======== Records provided ========

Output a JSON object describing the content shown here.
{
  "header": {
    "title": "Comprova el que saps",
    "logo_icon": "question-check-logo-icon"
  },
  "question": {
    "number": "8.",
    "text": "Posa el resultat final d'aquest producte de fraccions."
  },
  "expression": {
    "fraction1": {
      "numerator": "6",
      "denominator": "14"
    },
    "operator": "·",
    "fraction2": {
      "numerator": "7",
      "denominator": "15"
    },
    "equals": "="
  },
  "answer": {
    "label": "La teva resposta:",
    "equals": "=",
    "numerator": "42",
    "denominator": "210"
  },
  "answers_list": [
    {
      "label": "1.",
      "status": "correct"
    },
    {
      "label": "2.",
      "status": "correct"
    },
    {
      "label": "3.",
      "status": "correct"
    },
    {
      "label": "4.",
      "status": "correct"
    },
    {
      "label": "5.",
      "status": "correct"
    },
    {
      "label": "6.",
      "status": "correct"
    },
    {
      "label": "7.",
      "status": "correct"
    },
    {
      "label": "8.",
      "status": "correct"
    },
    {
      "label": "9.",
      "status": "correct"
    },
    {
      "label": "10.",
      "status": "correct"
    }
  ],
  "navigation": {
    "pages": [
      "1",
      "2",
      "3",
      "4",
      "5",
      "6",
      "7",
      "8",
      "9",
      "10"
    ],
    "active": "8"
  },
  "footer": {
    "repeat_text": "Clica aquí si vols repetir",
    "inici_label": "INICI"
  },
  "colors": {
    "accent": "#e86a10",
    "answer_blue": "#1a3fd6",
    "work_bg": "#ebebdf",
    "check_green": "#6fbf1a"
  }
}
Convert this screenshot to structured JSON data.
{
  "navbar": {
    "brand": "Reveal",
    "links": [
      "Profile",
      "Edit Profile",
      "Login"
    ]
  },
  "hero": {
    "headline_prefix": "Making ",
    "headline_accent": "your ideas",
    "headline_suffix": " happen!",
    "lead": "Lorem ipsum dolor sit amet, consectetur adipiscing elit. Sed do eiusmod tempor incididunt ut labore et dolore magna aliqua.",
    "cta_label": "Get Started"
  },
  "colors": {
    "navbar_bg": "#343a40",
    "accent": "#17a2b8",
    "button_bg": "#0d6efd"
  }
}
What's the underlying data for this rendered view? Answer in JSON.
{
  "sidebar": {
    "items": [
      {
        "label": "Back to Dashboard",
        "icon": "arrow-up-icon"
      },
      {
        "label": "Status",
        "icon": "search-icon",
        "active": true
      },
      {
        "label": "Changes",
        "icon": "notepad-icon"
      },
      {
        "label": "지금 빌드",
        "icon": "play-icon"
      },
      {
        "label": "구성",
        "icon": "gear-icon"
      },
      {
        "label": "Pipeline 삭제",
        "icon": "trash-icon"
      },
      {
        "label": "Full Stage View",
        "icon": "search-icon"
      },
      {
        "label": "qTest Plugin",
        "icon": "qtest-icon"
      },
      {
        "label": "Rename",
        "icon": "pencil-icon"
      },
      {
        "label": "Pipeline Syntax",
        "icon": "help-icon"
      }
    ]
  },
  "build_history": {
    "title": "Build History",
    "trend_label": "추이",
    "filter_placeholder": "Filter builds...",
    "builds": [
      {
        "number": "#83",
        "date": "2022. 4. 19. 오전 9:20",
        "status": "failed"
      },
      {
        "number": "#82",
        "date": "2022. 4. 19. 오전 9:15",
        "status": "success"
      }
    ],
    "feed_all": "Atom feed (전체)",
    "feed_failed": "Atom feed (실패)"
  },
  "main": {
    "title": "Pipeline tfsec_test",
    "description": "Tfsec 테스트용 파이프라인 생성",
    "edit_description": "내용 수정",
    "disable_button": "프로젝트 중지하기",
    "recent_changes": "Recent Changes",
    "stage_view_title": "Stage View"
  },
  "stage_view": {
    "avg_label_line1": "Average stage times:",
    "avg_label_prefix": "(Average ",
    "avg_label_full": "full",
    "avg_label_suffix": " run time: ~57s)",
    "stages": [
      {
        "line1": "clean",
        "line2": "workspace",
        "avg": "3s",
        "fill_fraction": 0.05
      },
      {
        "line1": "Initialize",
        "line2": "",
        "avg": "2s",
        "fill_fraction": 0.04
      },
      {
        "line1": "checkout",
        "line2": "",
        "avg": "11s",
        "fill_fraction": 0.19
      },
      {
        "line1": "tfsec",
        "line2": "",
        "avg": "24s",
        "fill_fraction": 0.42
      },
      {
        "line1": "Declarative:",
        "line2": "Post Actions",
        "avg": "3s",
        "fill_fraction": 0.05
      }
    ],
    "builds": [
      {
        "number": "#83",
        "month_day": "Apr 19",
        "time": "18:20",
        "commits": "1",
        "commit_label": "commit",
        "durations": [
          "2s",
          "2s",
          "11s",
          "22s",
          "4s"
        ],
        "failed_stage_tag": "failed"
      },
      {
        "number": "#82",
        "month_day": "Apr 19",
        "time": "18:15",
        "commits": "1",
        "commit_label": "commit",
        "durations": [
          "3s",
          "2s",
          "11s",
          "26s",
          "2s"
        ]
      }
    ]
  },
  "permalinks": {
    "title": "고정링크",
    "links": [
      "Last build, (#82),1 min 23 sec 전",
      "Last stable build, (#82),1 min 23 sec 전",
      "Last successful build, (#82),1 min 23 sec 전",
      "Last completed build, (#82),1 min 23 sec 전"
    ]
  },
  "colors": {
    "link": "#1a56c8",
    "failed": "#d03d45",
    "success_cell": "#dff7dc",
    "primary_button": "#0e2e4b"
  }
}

========

Set down all of the data above, word for word.

--- In response ---
Output a JSON object describing the content shown here.
{
  "header": {
    "title": "Comprova el que saps",
    "logo_icon": "question-check-logo-icon"
  },
  "question": {
    "number": "8.",
    "text": "Posa el resultat final d'aquest producte de fraccions."
  },
  "expression": {
    "fraction1": {
      "numerator": "6",
      "denominator": "14"
    },
    "operator": "·",
    "fraction2": {
      "numerator": "7",
      "denominator": "15"
    },
    "equals": "="
  },
  "answer": {
    "label": "La teva resposta:",
    "equals": "=",
    "numerator": "42",
    "denominator": "210"
  },
  "answers_list": [
    {
      "label": "1.",
      "status": "correct"
    },
    {
      "label": "2.",
      "status": "correct"
    },
    {
      "label": "3.",
      "status": "correct"
    },
    {
      "label": "4.",
      "status": "correct"
    },
    {
      "label": "5.",
      "status": "correct"
    },
    {
      "label": "6.",
      "status": "correct"
    },
    {
      "label": "7.",
      "status": "correct"
    },
    {
      "label": "8.",
      "status": "correct"
    },
    {
      "label": "9.",
      "status": "correct"
    },
    {
      "label": "10.",
      "status": "correct"
    }
  ],
  "navigation": {
    "pages": [
      "1",
      "2",
      "3",
      "4",
      "5",
      "6",
      "7",
      "8",
      "9",
      "10"
    ],
    "active": "8"
  },
  "footer": {
    "repeat_text": "Clica aquí si vols repetir",
    "inici_label": "INICI"
  },
  "colors": {
    "accent": "#e86a10",
    "answer_blue": "#1a3fd6",
    "work_bg": "#ebebdf",
    "check_green": "#6fbf1a"
  }
}
Convert this screenshot to structured JSON data.
{
  "navbar": {
    "brand": "Reveal",
    "links": [
      "Profile",
      "Edit Profile",
      "Login"
    ]
  },
  "hero": {
    "headline_prefix": "Making ",
    "headline_accent": "your ideas",
    "headline_suffix": " happen!",
    "lead": "Lorem ipsum dolor sit amet, consectetur adipiscing elit. Sed do eiusmod tempor incididunt ut labore et dolore magna aliqua.",
    "cta_label": "Get Started"
  },
  "colors": {
    "navbar_bg": "#343a40",
    "accent": "#17a2b8",
    "button_bg": "#0d6efd"
  }
}
What's the underlying data for this rendered view? Answer in JSON.
{
  "sidebar": {
    "items": [
      {
        "label": "Back to Dashboard",
        "icon": "arrow-up-icon"
      },
      {
        "label": "Status",
        "icon": "search-icon",
        "active": true
      },
      {
        "label": "Changes",
        "icon": "notepad-icon"
      },
      {
        "label": "지금 빌드",
        "icon": "play-icon"
      },
      {
        "label": "구성",
        "icon": "gear-icon"
      },
      {
        "label": "Pipeline 삭제",
        "icon": "trash-icon"
      },
      {
        "label": "Full Stage View",
        "icon": "search-icon"
      },
      {
        "label": "qTest Plugin",
        "icon": "qtest-icon"
      },
      {
        "label": "Rename",
        "icon": "pencil-icon"
      },
      {
        "label": "Pipeline Syntax",
        "icon": "help-icon"
      }
    ]
  },
  "build_history": {
    "title": "Build History",
    "trend_label": "추이",
    "filter_placeholder": "Filter builds...",
    "builds": [
      {
        "number": "#83",
        "date": "2022. 4. 19. 오전 9:20",
        "status": "failed"
      },
      {
        "number": "#82",
        "date": "2022. 4. 19. 오전 9:15",
        "status": "success"
      }
    ],
    "feed_all": "Atom feed (전체)",
    "feed_failed": "Atom feed (실패)"
  },
  "main": {
    "title": "Pipeline tfsec_test",
    "description": "Tfsec 테스트용 파이프라인 생성",
    "edit_description": "내용 수정",
    "disable_button": "프로젝트 중지하기",
    "recent_changes": "Recent Changes",
    "stage_view_title": "Stage View"
  },
  "stage_view": {
    "avg_label_line1": "Average stage times:",
    "avg_label_prefix": "(Average ",
    "avg_label_full": "full",
    "avg_label_suffix": " run time: ~57s)",
    "stages": [
      {
        "line1": "clean",
        "line2": "workspace",
        "avg": "3s",
        "fill_fraction": 0.05
      },
      {
        "line1": "Initialize",
        "line2": "",
        "avg": "2s",
        "fill_fraction": 0.04
      },
      {
        "line1": "checkout",
        "line2": "",
        "avg": "11s",
        "fill_fraction": 0.19
      },
      {
        "line1": "tfsec",
        "line2": "",
        "avg": "24s",
        "fill_fraction": 0.42
      },
      {
        "line1": "Declarative:",
        "line2": "Post Actions",
        "avg": "3s",
        "fill_fraction": 0.05
      }
    ],
    "builds": [
      {
        "number": "#83",
        "month_day": "Apr 19",
        "time": "18:20",
        "commits": "1",
        "commit_label": "commit",
        "durations": [
          "2s",
          "2s",
          "11s",
          "22s",
          "4s"
        ],
        "failed_stage_tag": "failed"
      },
      {
        "number": "#82",
        "month_day": "Apr 19",
        "time": "18:15",
        "commits": "1",
        "commit_label": "commit",
        "durations": [
          "3s",
          "2s",
          "11s",
          "26s",
          "2s"
        ]
      }
    ]
  },
  "permalinks": {
    "title": "고정링크",
    "links": [
      "Last build, (#82),1 min 23 sec 전",
      "Last stable build, (#82),1 min 23 sec 전",
      "Last successful build, (#82),1 min 23 sec 전",
      "Last completed build, (#82),1 min 23 sec 전"
    ]
  },
  "colors": {
    "link": "#1a56c8",
    "failed": "#d03d45",
    "success_cell": "#dff7dc",
    "primary_button": "#0e2e4b"
  }
}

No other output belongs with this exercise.